GIVEN INSTRUCTION »
Please find all lines in the data that hold the string "JSON" and copy them.
== == ==
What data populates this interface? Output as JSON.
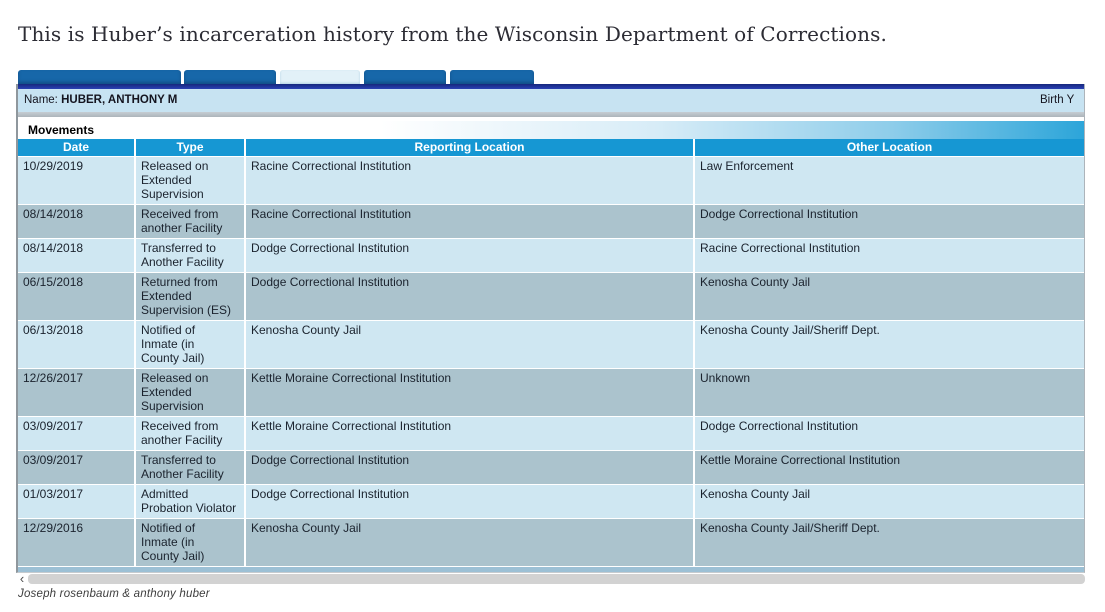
{
  "page": {
    "heading": "This is Huber’s incarceration history from the Wisconsin Department of Corrections.",
    "caption": "Joseph rosenbaum & anthony huber"
  },
  "tabs": {
    "count": 5,
    "active_index": 2,
    "labels_legible": false,
    "items": [
      {
        "active": false
      },
      {
        "active": false
      },
      {
        "active": true
      },
      {
        "active": false
      },
      {
        "active": false
      }
    ]
  },
  "record": {
    "name_label": "Name:",
    "name_value": "HUBER, ANTHONY M",
    "birth_label_truncated": "Birth Y"
  },
  "movements": {
    "section_title": "Movements",
    "columns": [
      "Date",
      "Type",
      "Reporting Location",
      "Other Location"
    ],
    "rows": [
      {
        "date": "10/29/2019",
        "type": "Released on\nExtended\nSupervision",
        "reporting_location": "Racine Correctional Institution",
        "other_location": "Law Enforcement"
      },
      {
        "date": "08/14/2018",
        "type": "Received from\nanother Facility",
        "reporting_location": "Racine Correctional Institution",
        "other_location": "Dodge Correctional Institution"
      },
      {
        "date": "08/14/2018",
        "type": "Transferred to\nAnother Facility",
        "reporting_location": "Dodge Correctional Institution",
        "other_location": "Racine Correctional Institution"
      },
      {
        "date": "06/15/2018",
        "type": "Returned from\nExtended\nSupervision (ES)",
        "reporting_location": "Dodge Correctional Institution",
        "other_location": "Kenosha County Jail"
      },
      {
        "date": "06/13/2018",
        "type": "Notified of\nInmate (in\nCounty Jail)",
        "reporting_location": "Kenosha County Jail",
        "other_location": "Kenosha County Jail/Sheriff Dept."
      },
      {
        "date": "12/26/2017",
        "type": "Released on\nExtended\nSupervision",
        "reporting_location": "Kettle Moraine Correctional Institution",
        "other_location": "Unknown"
      },
      {
        "date": "03/09/2017",
        "type": "Received from\nanother Facility",
        "reporting_location": "Kettle Moraine Correctional Institution",
        "other_location": "Dodge Correctional Institution"
      },
      {
        "date": "03/09/2017",
        "type": "Transferred to\nAnother Facility",
        "reporting_location": "Dodge Correctional Institution",
        "other_location": "Kettle Moraine Correctional Institution"
      },
      {
        "date": "01/03/2017",
        "type": "Admitted\nProbation Violator",
        "reporting_location": "Dodge Correctional Institution",
        "other_location": "Kenosha County Jail"
      },
      {
        "date": "12/29/2016",
        "type": "Notified of\nInmate (in\nCounty Jail)",
        "reporting_location": "Kenosha County Jail",
        "other_location": "Kenosha County Jail/Sheriff Dept."
      }
    ]
  },
  "scrollbar": {
    "left_arrow": "‹"
  },
  "colors": {
    "table_header_blue": "#1697d3",
    "row_light": "#cfe7f2",
    "row_dark": "#abc3cd",
    "name_bar_blue": "#c7e3f2",
    "tab_blue": "#1767a9",
    "tab_active": "#e2f1f8",
    "navy_border": "#1c2f99",
    "movements_gradient_end": "#2ca5d9"
  }
}
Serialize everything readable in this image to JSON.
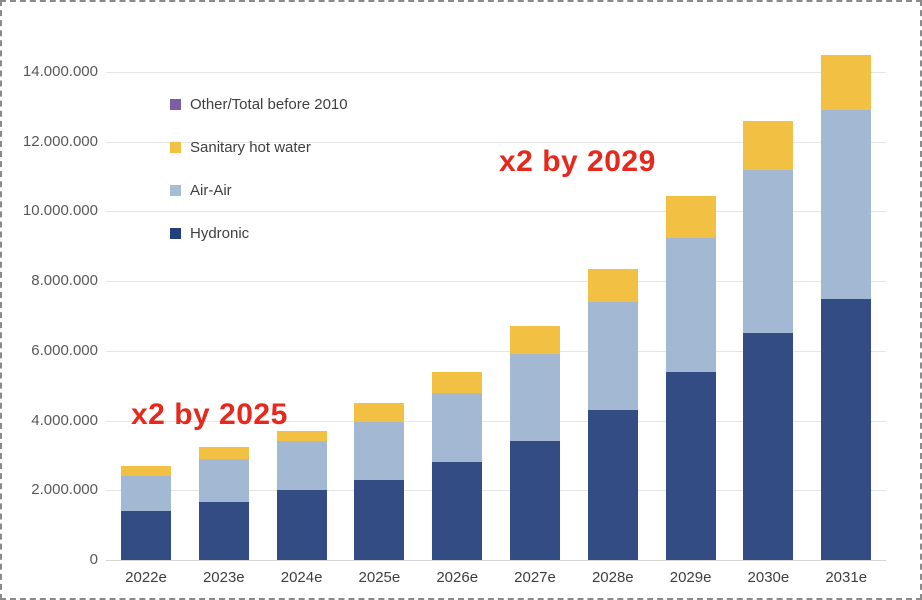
{
  "legend": {
    "items": [
      {
        "label": "Other/Total before 2010",
        "color": "#7B5FA0"
      },
      {
        "label": "Sanitary hot water",
        "color": "#F2C144"
      },
      {
        "label": "Air-Air",
        "color": "#A9BCD6"
      },
      {
        "label": "Hydronic",
        "color": "#25417D"
      }
    ]
  },
  "annotations": [
    {
      "text": "x2 by 2025",
      "color": "#E5291D"
    },
    {
      "text": "x2 by 2029",
      "color": "#E5291D"
    }
  ],
  "chart_data": {
    "type": "bar",
    "stacked": true,
    "title": "",
    "xlabel": "",
    "ylabel": "",
    "categories": [
      "2022e",
      "2023e",
      "2024e",
      "2025e",
      "2026e",
      "2027e",
      "2028e",
      "2029e",
      "2030e",
      "2031e"
    ],
    "series": [
      {
        "name": "Hydronic",
        "color": "#334C84",
        "values": [
          1400000,
          1650000,
          2000000,
          2300000,
          2800000,
          3400000,
          4300000,
          5400000,
          6500000,
          7500000
        ]
      },
      {
        "name": "Air-Air",
        "color": "#A3B8D3",
        "values": [
          1000000,
          1250000,
          1400000,
          1650000,
          2000000,
          2500000,
          3100000,
          3850000,
          4700000,
          5400000
        ]
      },
      {
        "name": "Sanitary hot water",
        "color": "#F2C144",
        "values": [
          300000,
          350000,
          300000,
          550000,
          600000,
          800000,
          950000,
          1200000,
          1400000,
          1600000
        ]
      },
      {
        "name": "Other/Total before 2010",
        "color": "#7B5FA0",
        "values": [
          0,
          0,
          0,
          0,
          0,
          0,
          0,
          0,
          0,
          0
        ]
      }
    ],
    "totals": [
      2700000,
      3250000,
      3700000,
      4500000,
      5400000,
      6700000,
      8350000,
      10450000,
      12600000,
      14500000
    ],
    "ylim": [
      0,
      14000000
    ],
    "grid": true,
    "legend_position": "top-left",
    "yticks": [
      {
        "value": 0,
        "label": "0"
      },
      {
        "value": 2000000,
        "label": "2.000.000"
      },
      {
        "value": 4000000,
        "label": "4.000.000"
      },
      {
        "value": 6000000,
        "label": "6.000.000"
      },
      {
        "value": 8000000,
        "label": "8.000.000"
      },
      {
        "value": 10000000,
        "label": "10.000.000"
      },
      {
        "value": 12000000,
        "label": "12.000.000"
      },
      {
        "value": 14000000,
        "label": "14.000.000"
      }
    ]
  }
}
== == ==
RIGHT ANSWER »
What data populates this interface? Output as JSON.
Serialize everything readable in this image to JSON.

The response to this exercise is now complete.